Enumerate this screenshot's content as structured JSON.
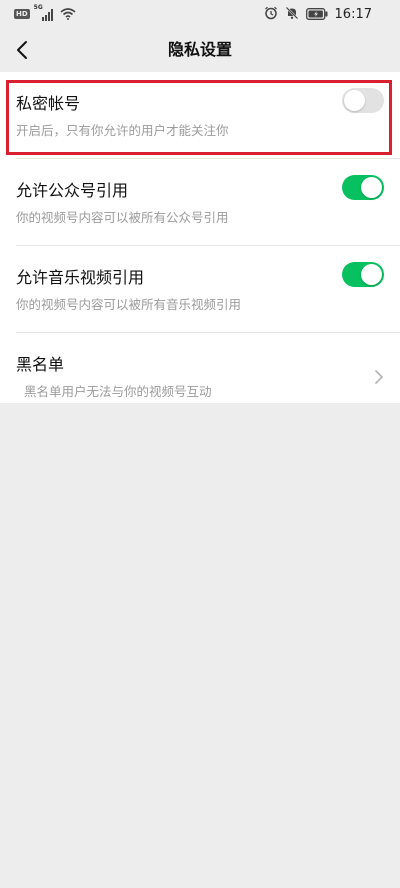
{
  "status_bar": {
    "network_badge": "HD",
    "network_type": "5G",
    "time": "16:17",
    "icons": [
      "signal-icon",
      "wifi-icon",
      "alarm-icon",
      "mute-icon",
      "battery-icon"
    ]
  },
  "header": {
    "title": "隐私设置",
    "back_icon": "chevron-left-icon"
  },
  "settings": [
    {
      "title": "私密帐号",
      "description": "开启后，只有你允许的用户才能关注你",
      "control": "toggle",
      "enabled": false
    },
    {
      "title": "允许公众号引用",
      "description": "你的视频号内容可以被所有公众号引用",
      "control": "toggle",
      "enabled": true
    },
    {
      "title": "允许音乐视频引用",
      "description": "你的视频号内容可以被所有音乐视频引用",
      "control": "toggle",
      "enabled": true
    },
    {
      "title": "黑名单",
      "description": "黑名单用户无法与你的视频号互动",
      "control": "chevron"
    }
  ],
  "colors": {
    "toggle_on": "#07c160",
    "toggle_off": "#e2e2e2",
    "highlight_border": "#d9202e",
    "background": "#ededed"
  }
}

##########

Given request: Search the preceding listing for "chevron" and extract every line where it is found.

Full answer:
    "back_icon": "chevron-left-icon"
      "control": "chevron"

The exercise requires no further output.